Write the material out again in full, exactly.
-- begin --
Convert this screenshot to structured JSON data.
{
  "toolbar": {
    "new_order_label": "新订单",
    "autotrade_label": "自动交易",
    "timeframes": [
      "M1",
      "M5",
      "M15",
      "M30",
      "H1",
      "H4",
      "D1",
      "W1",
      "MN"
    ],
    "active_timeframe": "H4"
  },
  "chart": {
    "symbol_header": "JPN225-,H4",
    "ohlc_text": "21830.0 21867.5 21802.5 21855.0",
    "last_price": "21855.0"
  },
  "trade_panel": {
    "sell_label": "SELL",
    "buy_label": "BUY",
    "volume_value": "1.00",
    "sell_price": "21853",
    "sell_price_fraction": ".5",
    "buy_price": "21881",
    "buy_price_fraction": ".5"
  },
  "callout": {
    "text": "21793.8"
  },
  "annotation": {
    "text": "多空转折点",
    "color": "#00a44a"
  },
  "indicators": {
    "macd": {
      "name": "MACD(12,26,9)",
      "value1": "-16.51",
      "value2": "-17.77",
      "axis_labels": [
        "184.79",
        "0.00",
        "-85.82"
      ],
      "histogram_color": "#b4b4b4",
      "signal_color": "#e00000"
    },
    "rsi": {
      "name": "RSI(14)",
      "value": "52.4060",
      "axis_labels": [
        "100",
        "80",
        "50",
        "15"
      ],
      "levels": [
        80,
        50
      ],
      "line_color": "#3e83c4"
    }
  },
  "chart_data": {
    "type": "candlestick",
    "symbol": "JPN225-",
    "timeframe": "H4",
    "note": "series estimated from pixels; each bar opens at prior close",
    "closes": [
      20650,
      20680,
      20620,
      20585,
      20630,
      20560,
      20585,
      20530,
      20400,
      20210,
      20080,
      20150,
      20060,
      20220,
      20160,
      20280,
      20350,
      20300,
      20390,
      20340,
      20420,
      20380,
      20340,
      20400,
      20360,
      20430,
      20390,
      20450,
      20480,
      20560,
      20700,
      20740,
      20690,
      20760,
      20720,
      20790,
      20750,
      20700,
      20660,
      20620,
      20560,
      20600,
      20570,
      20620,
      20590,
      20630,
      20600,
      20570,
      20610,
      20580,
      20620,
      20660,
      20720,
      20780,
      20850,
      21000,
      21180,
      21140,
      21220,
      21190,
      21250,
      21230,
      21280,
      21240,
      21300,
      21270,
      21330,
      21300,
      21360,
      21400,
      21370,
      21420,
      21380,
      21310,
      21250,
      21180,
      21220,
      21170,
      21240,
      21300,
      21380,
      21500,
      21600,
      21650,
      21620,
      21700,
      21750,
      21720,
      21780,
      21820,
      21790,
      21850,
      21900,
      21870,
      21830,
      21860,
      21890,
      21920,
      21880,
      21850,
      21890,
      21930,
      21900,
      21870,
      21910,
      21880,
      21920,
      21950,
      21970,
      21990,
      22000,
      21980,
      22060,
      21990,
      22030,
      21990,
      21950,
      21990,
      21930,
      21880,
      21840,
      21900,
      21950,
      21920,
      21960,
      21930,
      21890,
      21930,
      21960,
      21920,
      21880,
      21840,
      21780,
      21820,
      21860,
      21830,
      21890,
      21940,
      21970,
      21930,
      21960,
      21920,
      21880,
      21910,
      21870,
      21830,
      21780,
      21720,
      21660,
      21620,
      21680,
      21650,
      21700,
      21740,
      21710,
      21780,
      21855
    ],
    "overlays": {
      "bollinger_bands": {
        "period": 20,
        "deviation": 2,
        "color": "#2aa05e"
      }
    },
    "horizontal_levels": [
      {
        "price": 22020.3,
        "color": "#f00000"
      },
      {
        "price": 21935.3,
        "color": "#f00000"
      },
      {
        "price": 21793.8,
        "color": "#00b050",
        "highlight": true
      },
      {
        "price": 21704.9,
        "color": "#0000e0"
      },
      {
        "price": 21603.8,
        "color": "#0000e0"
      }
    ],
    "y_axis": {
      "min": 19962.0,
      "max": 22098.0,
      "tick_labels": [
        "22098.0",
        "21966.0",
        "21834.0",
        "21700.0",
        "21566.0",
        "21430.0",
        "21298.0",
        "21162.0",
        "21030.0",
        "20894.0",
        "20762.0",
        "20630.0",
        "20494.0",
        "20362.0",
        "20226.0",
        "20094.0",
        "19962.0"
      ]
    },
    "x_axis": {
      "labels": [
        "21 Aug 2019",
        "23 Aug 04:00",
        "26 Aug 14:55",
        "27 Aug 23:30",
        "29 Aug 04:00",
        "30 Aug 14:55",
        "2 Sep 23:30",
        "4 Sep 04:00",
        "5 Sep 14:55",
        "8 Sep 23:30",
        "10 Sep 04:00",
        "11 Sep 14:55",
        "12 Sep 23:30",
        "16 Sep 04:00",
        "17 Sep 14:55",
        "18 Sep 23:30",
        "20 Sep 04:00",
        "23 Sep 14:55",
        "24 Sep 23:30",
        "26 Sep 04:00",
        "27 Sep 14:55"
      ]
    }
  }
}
-- end --
> **TASK RESPONSE**:
Convert this screenshot to structured JSON data.
{
  "toolbar": {
    "new_order_label": "新订单",
    "autotrade_label": "自动交易",
    "timeframes": [
      "M1",
      "M5",
      "M15",
      "M30",
      "H1",
      "H4",
      "D1",
      "W1",
      "MN"
    ],
    "active_timeframe": "H4"
  },
  "chart": {
    "symbol_header": "JPN225-,H4",
    "ohlc_text": "21830.0 21867.5 21802.5 21855.0",
    "last_price": "21855.0"
  },
  "trade_panel": {
    "sell_label": "SELL",
    "buy_label": "BUY",
    "volume_value": "1.00",
    "sell_price": "21853",
    "sell_price_fraction": ".5",
    "buy_price": "21881",
    "buy_price_fraction": ".5"
  },
  "callout": {
    "text": "21793.8"
  },
  "annotation": {
    "text": "多空转折点",
    "color": "#00a44a"
  },
  "indicators": {
    "macd": {
      "name": "MACD(12,26,9)",
      "value1": "-16.51",
      "value2": "-17.77",
      "axis_labels": [
        "184.79",
        "0.00",
        "-85.82"
      ],
      "histogram_color": "#b4b4b4",
      "signal_color": "#e00000"
    },
    "rsi": {
      "name": "RSI(14)",
      "value": "52.4060",
      "axis_labels": [
        "100",
        "80",
        "50",
        "15"
      ],
      "levels": [
        80,
        50
      ],
      "line_color": "#3e83c4"
    }
  },
  "chart_data": {
    "type": "candlestick",
    "symbol": "JPN225-",
    "timeframe": "H4",
    "note": "series estimated from pixels; each bar opens at prior close",
    "closes": [
      20650,
      20680,
      20620,
      20585,
      20630,
      20560,
      20585,
      20530,
      20400,
      20210,
      20080,
      20150,
      20060,
      20220,
      20160,
      20280,
      20350,
      20300,
      20390,
      20340,
      20420,
      20380,
      20340,
      20400,
      20360,
      20430,
      20390,
      20450,
      20480,
      20560,
      20700,
      20740,
      20690,
      20760,
      20720,
      20790,
      20750,
      20700,
      20660,
      20620,
      20560,
      20600,
      20570,
      20620,
      20590,
      20630,
      20600,
      20570,
      20610,
      20580,
      20620,
      20660,
      20720,
      20780,
      20850,
      21000,
      21180,
      21140,
      21220,
      21190,
      21250,
      21230,
      21280,
      21240,
      21300,
      21270,
      21330,
      21300,
      21360,
      21400,
      21370,
      21420,
      21380,
      21310,
      21250,
      21180,
      21220,
      21170,
      21240,
      21300,
      21380,
      21500,
      21600,
      21650,
      21620,
      21700,
      21750,
      21720,
      21780,
      21820,
      21790,
      21850,
      21900,
      21870,
      21830,
      21860,
      21890,
      21920,
      21880,
      21850,
      21890,
      21930,
      21900,
      21870,
      21910,
      21880,
      21920,
      21950,
      21970,
      21990,
      22000,
      21980,
      22060,
      21990,
      22030,
      21990,
      21950,
      21990,
      21930,
      21880,
      21840,
      21900,
      21950,
      21920,
      21960,
      21930,
      21890,
      21930,
      21960,
      21920,
      21880,
      21840,
      21780,
      21820,
      21860,
      21830,
      21890,
      21940,
      21970,
      21930,
      21960,
      21920,
      21880,
      21910,
      21870,
      21830,
      21780,
      21720,
      21660,
      21620,
      21680,
      21650,
      21700,
      21740,
      21710,
      21780,
      21855
    ],
    "overlays": {
      "bollinger_bands": {
        "period": 20,
        "deviation": 2,
        "color": "#2aa05e"
      }
    },
    "horizontal_levels": [
      {
        "price": 22020.3,
        "color": "#f00000"
      },
      {
        "price": 21935.3,
        "color": "#f00000"
      },
      {
        "price": 21793.8,
        "color": "#00b050",
        "highlight": true
      },
      {
        "price": 21704.9,
        "color": "#0000e0"
      },
      {
        "price": 21603.8,
        "color": "#0000e0"
      }
    ],
    "y_axis": {
      "min": 19962.0,
      "max": 22098.0,
      "tick_labels": [
        "22098.0",
        "21966.0",
        "21834.0",
        "21700.0",
        "21566.0",
        "21430.0",
        "21298.0",
        "21162.0",
        "21030.0",
        "20894.0",
        "20762.0",
        "20630.0",
        "20494.0",
        "20362.0",
        "20226.0",
        "20094.0",
        "19962.0"
      ]
    },
    "x_axis": {
      "labels": [
        "21 Aug 2019",
        "23 Aug 04:00",
        "26 Aug 14:55",
        "27 Aug 23:30",
        "29 Aug 04:00",
        "30 Aug 14:55",
        "2 Sep 23:30",
        "4 Sep 04:00",
        "5 Sep 14:55",
        "8 Sep 23:30",
        "10 Sep 04:00",
        "11 Sep 14:55",
        "12 Sep 23:30",
        "16 Sep 04:00",
        "17 Sep 14:55",
        "18 Sep 23:30",
        "20 Sep 04:00",
        "23 Sep 14:55",
        "24 Sep 23:30",
        "26 Sep 04:00",
        "27 Sep 14:55"
      ]
    }
  }
}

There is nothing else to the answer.